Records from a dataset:
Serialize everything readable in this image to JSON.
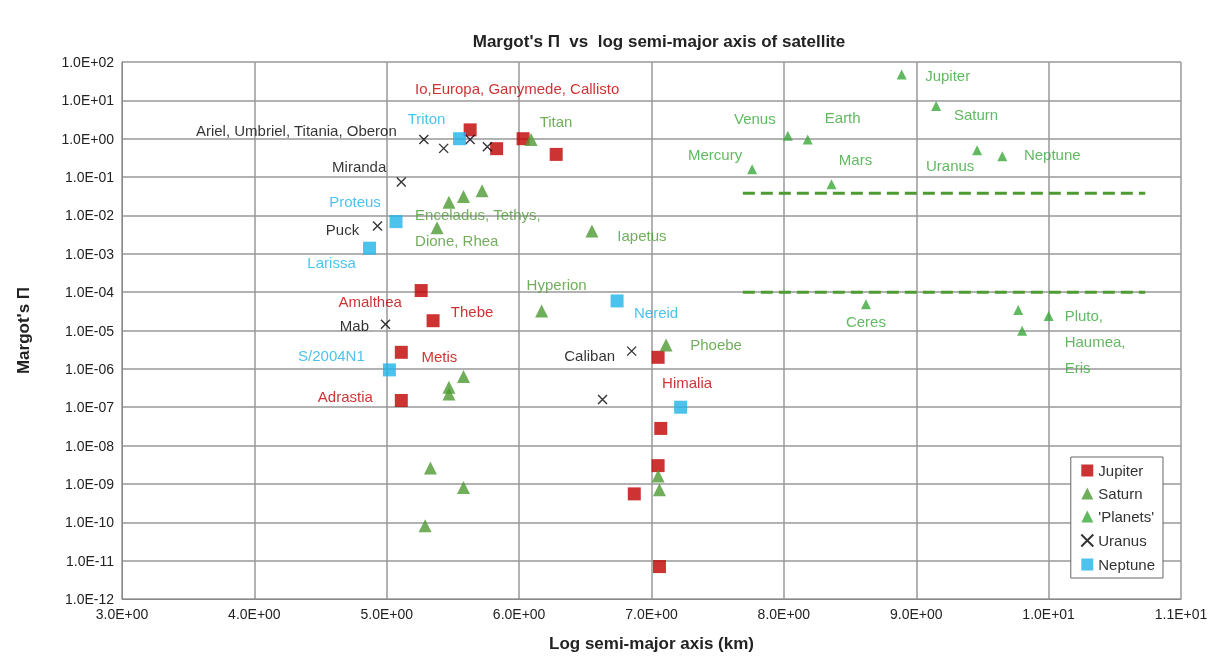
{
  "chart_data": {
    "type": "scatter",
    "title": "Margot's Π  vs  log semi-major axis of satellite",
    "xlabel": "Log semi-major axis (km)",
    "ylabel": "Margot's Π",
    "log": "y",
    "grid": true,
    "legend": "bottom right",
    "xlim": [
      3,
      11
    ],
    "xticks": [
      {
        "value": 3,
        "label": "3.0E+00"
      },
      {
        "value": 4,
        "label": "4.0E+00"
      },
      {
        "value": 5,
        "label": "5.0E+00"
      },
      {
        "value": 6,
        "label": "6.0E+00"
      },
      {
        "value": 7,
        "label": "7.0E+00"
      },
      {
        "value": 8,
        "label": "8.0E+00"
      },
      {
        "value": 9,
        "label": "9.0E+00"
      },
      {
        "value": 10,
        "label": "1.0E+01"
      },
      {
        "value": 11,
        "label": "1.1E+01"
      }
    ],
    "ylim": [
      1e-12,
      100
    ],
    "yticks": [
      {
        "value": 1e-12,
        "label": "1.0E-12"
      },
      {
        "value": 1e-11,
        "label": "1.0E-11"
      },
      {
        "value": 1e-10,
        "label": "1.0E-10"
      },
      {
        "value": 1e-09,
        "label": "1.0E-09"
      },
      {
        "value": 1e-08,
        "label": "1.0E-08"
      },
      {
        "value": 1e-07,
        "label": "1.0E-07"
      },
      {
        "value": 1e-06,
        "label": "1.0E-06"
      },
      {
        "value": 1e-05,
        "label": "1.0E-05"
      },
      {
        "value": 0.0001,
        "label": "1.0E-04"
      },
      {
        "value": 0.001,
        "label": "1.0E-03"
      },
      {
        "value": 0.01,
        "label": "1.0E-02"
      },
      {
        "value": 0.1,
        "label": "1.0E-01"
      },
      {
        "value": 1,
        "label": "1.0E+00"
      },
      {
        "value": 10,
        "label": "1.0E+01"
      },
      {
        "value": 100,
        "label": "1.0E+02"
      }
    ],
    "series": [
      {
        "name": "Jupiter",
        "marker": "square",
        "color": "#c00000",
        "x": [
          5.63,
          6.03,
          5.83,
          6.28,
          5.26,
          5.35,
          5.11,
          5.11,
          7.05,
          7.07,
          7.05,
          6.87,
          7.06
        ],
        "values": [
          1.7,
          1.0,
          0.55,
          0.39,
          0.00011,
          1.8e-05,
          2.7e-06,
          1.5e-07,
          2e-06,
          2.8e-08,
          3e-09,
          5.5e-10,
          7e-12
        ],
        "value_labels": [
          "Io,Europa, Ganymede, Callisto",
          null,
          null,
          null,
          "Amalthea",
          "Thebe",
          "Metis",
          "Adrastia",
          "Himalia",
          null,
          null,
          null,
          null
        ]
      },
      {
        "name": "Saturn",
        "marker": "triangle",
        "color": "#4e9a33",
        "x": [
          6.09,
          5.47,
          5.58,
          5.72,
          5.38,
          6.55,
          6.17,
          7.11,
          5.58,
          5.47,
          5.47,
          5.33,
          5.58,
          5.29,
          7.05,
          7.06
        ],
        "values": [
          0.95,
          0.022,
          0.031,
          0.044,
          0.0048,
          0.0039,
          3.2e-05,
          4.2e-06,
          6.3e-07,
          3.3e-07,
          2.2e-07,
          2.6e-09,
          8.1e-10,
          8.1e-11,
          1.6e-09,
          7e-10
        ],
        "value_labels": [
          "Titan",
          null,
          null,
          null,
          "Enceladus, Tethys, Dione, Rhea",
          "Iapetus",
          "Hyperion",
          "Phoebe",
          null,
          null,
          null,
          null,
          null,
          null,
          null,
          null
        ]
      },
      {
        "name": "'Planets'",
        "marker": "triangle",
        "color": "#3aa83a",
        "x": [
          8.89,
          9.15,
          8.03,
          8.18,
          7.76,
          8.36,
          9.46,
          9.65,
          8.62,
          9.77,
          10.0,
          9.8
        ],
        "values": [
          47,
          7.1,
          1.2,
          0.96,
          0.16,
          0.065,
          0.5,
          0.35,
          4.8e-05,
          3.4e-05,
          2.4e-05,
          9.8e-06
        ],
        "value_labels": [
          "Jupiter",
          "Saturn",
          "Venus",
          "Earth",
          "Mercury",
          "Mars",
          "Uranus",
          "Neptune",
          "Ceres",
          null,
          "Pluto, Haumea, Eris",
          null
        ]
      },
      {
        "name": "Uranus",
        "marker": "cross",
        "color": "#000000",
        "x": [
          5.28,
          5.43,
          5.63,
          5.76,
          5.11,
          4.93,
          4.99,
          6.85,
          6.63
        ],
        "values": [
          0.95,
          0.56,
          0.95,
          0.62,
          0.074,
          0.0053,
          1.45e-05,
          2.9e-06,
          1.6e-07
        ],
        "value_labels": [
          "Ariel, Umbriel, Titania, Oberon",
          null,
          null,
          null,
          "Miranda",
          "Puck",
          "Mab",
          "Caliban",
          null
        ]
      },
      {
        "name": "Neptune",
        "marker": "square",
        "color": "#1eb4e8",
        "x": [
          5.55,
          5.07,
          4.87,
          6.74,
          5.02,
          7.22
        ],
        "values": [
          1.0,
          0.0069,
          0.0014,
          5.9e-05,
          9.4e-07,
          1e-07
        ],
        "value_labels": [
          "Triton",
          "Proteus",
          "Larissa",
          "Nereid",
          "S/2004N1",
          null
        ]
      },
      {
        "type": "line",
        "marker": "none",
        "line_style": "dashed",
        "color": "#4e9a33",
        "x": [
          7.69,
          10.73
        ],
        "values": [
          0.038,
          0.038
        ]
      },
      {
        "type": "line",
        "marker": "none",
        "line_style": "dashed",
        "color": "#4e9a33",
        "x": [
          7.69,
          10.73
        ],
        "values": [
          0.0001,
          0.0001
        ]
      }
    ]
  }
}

> _TASK DESCRIPTION_
Do not include images; quote all of the entries above exactly.

> _FINISHED ANSWER_
Serialize everything readable in this image to JSON.
{
  "chart_data": {
    "type": "scatter",
    "title": "Margot's Π  vs  log semi-major axis of satellite",
    "xlabel": "Log semi-major axis (km)",
    "ylabel": "Margot's Π",
    "log": "y",
    "grid": true,
    "legend": "bottom right",
    "xlim": [
      3,
      11
    ],
    "xticks": [
      {
        "value": 3,
        "label": "3.0E+00"
      },
      {
        "value": 4,
        "label": "4.0E+00"
      },
      {
        "value": 5,
        "label": "5.0E+00"
      },
      {
        "value": 6,
        "label": "6.0E+00"
      },
      {
        "value": 7,
        "label": "7.0E+00"
      },
      {
        "value": 8,
        "label": "8.0E+00"
      },
      {
        "value": 9,
        "label": "9.0E+00"
      },
      {
        "value": 10,
        "label": "1.0E+01"
      },
      {
        "value": 11,
        "label": "1.1E+01"
      }
    ],
    "ylim": [
      1e-12,
      100
    ],
    "yticks": [
      {
        "value": 1e-12,
        "label": "1.0E-12"
      },
      {
        "value": 1e-11,
        "label": "1.0E-11"
      },
      {
        "value": 1e-10,
        "label": "1.0E-10"
      },
      {
        "value": 1e-09,
        "label": "1.0E-09"
      },
      {
        "value": 1e-08,
        "label": "1.0E-08"
      },
      {
        "value": 1e-07,
        "label": "1.0E-07"
      },
      {
        "value": 1e-06,
        "label": "1.0E-06"
      },
      {
        "value": 1e-05,
        "label": "1.0E-05"
      },
      {
        "value": 0.0001,
        "label": "1.0E-04"
      },
      {
        "value": 0.001,
        "label": "1.0E-03"
      },
      {
        "value": 0.01,
        "label": "1.0E-02"
      },
      {
        "value": 0.1,
        "label": "1.0E-01"
      },
      {
        "value": 1,
        "label": "1.0E+00"
      },
      {
        "value": 10,
        "label": "1.0E+01"
      },
      {
        "value": 100,
        "label": "1.0E+02"
      }
    ],
    "series": [
      {
        "name": "Jupiter",
        "marker": "square",
        "color": "#c00000",
        "x": [
          5.63,
          6.03,
          5.83,
          6.28,
          5.26,
          5.35,
          5.11,
          5.11,
          7.05,
          7.07,
          7.05,
          6.87,
          7.06
        ],
        "values": [
          1.7,
          1.0,
          0.55,
          0.39,
          0.00011,
          1.8e-05,
          2.7e-06,
          1.5e-07,
          2e-06,
          2.8e-08,
          3e-09,
          5.5e-10,
          7e-12
        ],
        "value_labels": [
          "Io,Europa, Ganymede, Callisto",
          null,
          null,
          null,
          "Amalthea",
          "Thebe",
          "Metis",
          "Adrastia",
          "Himalia",
          null,
          null,
          null,
          null
        ]
      },
      {
        "name": "Saturn",
        "marker": "triangle",
        "color": "#4e9a33",
        "x": [
          6.09,
          5.47,
          5.58,
          5.72,
          5.38,
          6.55,
          6.17,
          7.11,
          5.58,
          5.47,
          5.47,
          5.33,
          5.58,
          5.29,
          7.05,
          7.06
        ],
        "values": [
          0.95,
          0.022,
          0.031,
          0.044,
          0.0048,
          0.0039,
          3.2e-05,
          4.2e-06,
          6.3e-07,
          3.3e-07,
          2.2e-07,
          2.6e-09,
          8.1e-10,
          8.1e-11,
          1.6e-09,
          7e-10
        ],
        "value_labels": [
          "Titan",
          null,
          null,
          null,
          "Enceladus, Tethys, Dione, Rhea",
          "Iapetus",
          "Hyperion",
          "Phoebe",
          null,
          null,
          null,
          null,
          null,
          null,
          null,
          null
        ]
      },
      {
        "name": "'Planets'",
        "marker": "triangle",
        "color": "#3aa83a",
        "x": [
          8.89,
          9.15,
          8.03,
          8.18,
          7.76,
          8.36,
          9.46,
          9.65,
          8.62,
          9.77,
          10.0,
          9.8
        ],
        "values": [
          47,
          7.1,
          1.2,
          0.96,
          0.16,
          0.065,
          0.5,
          0.35,
          4.8e-05,
          3.4e-05,
          2.4e-05,
          9.8e-06
        ],
        "value_labels": [
          "Jupiter",
          "Saturn",
          "Venus",
          "Earth",
          "Mercury",
          "Mars",
          "Uranus",
          "Neptune",
          "Ceres",
          null,
          "Pluto, Haumea, Eris",
          null
        ]
      },
      {
        "name": "Uranus",
        "marker": "cross",
        "color": "#000000",
        "x": [
          5.28,
          5.43,
          5.63,
          5.76,
          5.11,
          4.93,
          4.99,
          6.85,
          6.63
        ],
        "values": [
          0.95,
          0.56,
          0.95,
          0.62,
          0.074,
          0.0053,
          1.45e-05,
          2.9e-06,
          1.6e-07
        ],
        "value_labels": [
          "Ariel, Umbriel, Titania, Oberon",
          null,
          null,
          null,
          "Miranda",
          "Puck",
          "Mab",
          "Caliban",
          null
        ]
      },
      {
        "name": "Neptune",
        "marker": "square",
        "color": "#1eb4e8",
        "x": [
          5.55,
          5.07,
          4.87,
          6.74,
          5.02,
          7.22
        ],
        "values": [
          1.0,
          0.0069,
          0.0014,
          5.9e-05,
          9.4e-07,
          1e-07
        ],
        "value_labels": [
          "Triton",
          "Proteus",
          "Larissa",
          "Nereid",
          "S/2004N1",
          null
        ]
      },
      {
        "type": "line",
        "marker": "none",
        "line_style": "dashed",
        "color": "#4e9a33",
        "x": [
          7.69,
          10.73
        ],
        "values": [
          0.038,
          0.038
        ]
      },
      {
        "type": "line",
        "marker": "none",
        "line_style": "dashed",
        "color": "#4e9a33",
        "x": [
          7.69,
          10.73
        ],
        "values": [
          0.0001,
          0.0001
        ]
      }
    ]
  }
}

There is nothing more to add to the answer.